Records for this exercise:
* start *

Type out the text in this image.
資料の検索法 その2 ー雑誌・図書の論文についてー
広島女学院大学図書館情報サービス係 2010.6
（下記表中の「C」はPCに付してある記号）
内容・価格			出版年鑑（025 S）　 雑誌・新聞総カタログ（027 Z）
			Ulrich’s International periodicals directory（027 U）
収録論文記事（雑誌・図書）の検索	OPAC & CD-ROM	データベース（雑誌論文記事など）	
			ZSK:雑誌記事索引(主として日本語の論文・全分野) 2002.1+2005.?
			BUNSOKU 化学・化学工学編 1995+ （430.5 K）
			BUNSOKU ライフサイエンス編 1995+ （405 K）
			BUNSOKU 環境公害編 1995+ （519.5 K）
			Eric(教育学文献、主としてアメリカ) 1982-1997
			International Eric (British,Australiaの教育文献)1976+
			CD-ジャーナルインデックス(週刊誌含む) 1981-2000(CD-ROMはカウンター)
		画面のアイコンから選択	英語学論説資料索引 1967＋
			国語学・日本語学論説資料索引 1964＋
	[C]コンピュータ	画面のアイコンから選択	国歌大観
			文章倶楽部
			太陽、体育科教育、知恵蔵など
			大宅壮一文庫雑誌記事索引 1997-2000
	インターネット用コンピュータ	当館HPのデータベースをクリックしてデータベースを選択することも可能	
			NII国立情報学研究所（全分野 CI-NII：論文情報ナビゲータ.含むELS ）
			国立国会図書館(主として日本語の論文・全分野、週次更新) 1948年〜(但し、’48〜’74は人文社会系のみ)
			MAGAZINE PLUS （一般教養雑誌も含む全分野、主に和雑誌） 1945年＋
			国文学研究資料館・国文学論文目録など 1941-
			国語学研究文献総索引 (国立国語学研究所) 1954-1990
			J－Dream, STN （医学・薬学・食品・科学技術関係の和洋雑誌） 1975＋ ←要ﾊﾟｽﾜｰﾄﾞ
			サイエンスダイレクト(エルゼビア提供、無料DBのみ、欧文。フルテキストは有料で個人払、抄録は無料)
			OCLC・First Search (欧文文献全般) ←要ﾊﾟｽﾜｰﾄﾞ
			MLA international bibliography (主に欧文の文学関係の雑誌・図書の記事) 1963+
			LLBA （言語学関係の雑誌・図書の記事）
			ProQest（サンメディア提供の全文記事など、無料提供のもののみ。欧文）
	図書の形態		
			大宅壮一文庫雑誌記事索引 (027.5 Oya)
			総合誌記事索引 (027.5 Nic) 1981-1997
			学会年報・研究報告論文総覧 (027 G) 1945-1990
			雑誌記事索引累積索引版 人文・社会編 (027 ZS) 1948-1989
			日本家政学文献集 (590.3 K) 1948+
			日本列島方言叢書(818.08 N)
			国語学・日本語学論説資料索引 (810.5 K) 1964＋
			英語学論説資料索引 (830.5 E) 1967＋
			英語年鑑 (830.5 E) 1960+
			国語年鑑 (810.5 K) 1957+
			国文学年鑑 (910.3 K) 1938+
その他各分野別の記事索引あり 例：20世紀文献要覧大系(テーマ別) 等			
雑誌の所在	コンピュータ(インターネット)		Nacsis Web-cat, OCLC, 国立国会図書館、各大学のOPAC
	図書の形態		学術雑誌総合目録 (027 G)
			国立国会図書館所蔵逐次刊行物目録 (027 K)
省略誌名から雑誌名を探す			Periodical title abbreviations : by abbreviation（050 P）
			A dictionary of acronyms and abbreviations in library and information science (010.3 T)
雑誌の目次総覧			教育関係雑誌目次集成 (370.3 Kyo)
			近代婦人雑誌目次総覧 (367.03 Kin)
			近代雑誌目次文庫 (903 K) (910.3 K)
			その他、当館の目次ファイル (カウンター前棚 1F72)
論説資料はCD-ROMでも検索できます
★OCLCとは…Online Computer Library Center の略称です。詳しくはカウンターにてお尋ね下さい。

* end *

Task instructions: Restate every record exactly, leaving nothing out.

Completed task:
Type out the text in this image.
資料の検索法 その2 ー雑誌・図書の論文についてー
広島女学院大学図書館情報サービス係 2010.6
（下記表中の「C」はPCに付してある記号）
内容・価格			出版年鑑（025 S）　 雑誌・新聞総カタログ（027 Z）
			Ulrich’s International periodicals directory（027 U）
収録論文記事（雑誌・図書）の検索	OPAC & CD-ROM	データベース（雑誌論文記事など）	
			ZSK:雑誌記事索引(主として日本語の論文・全分野) 2002.1+2005.?
			BUNSOKU 化学・化学工学編 1995+ （430.5 K）
			BUNSOKU ライフサイエンス編 1995+ （405 K）
			BUNSOKU 環境公害編 1995+ （519.5 K）
			Eric(教育学文献、主としてアメリカ) 1982-1997
			International Eric (British,Australiaの教育文献)1976+
			CD-ジャーナルインデックス(週刊誌含む) 1981-2000(CD-ROMはカウンター)
		画面のアイコンから選択	英語学論説資料索引 1967＋
			国語学・日本語学論説資料索引 1964＋
	[C]コンピュータ	画面のアイコンから選択	国歌大観
			文章倶楽部
			太陽、体育科教育、知恵蔵など
			大宅壮一文庫雑誌記事索引 1997-2000
	インターネット用コンピュータ	当館HPのデータベースをクリックしてデータベースを選択することも可能	
			NII国立情報学研究所（全分野 CI-NII：論文情報ナビゲータ.含むELS ）
			国立国会図書館(主として日本語の論文・全分野、週次更新) 1948年〜(但し、’48〜’74は人文社会系のみ)
			MAGAZINE PLUS （一般教養雑誌も含む全分野、主に和雑誌） 1945年＋
			国文学研究資料館・国文学論文目録など 1941-
			国語学研究文献総索引 (国立国語学研究所) 1954-1990
			J－Dream, STN （医学・薬学・食品・科学技術関係の和洋雑誌） 1975＋ ←要ﾊﾟｽﾜｰﾄﾞ
			サイエンスダイレクト(エルゼビア提供、無料DBのみ、欧文。フルテキストは有料で個人払、抄録は無料)
			OCLC・First Search (欧文文献全般) ←要ﾊﾟｽﾜｰﾄﾞ
			MLA international bibliography (主に欧文の文学関係の雑誌・図書の記事) 1963+
			LLBA （言語学関係の雑誌・図書の記事）
			ProQest（サンメディア提供の全文記事など、無料提供のもののみ。欧文）
	図書の形態		
			大宅壮一文庫雑誌記事索引 (027.5 Oya)
			総合誌記事索引 (027.5 Nic) 1981-1997
			学会年報・研究報告論文総覧 (027 G) 1945-1990
			雑誌記事索引累積索引版 人文・社会編 (027 ZS) 1948-1989
			日本家政学文献集 (590.3 K) 1948+
			日本列島方言叢書(818.08 N)
			国語学・日本語学論説資料索引 (810.5 K) 1964＋
			英語学論説資料索引 (830.5 E) 1967＋
			英語年鑑 (830.5 E) 1960+
			国語年鑑 (810.5 K) 1957+
			国文学年鑑 (910.3 K) 1938+
その他各分野別の記事索引あり 例：20世紀文献要覧大系(テーマ別) 等			
雑誌の所在	コンピュータ(インターネット)		Nacsis Web-cat, OCLC, 国立国会図書館、各大学のOPAC
	図書の形態		学術雑誌総合目録 (027 G)
			国立国会図書館所蔵逐次刊行物目録 (027 K)
省略誌名から雑誌名を探す			Periodical title abbreviations : by abbreviation（050 P）
			A dictionary of acronyms and abbreviations in library and information science (010.3 T)
雑誌の目次総覧			教育関係雑誌目次集成 (370.3 Kyo)
			近代婦人雑誌目次総覧 (367.03 Kin)
			近代雑誌目次文庫 (903 K) (910.3 K)
			その他、当館の目次ファイル (カウンター前棚 1F72)
論説資料はCD-ROMでも検索できます
★OCLCとは…Online Computer Library Center の略称です。詳しくはカウンターにてお尋ね下さい。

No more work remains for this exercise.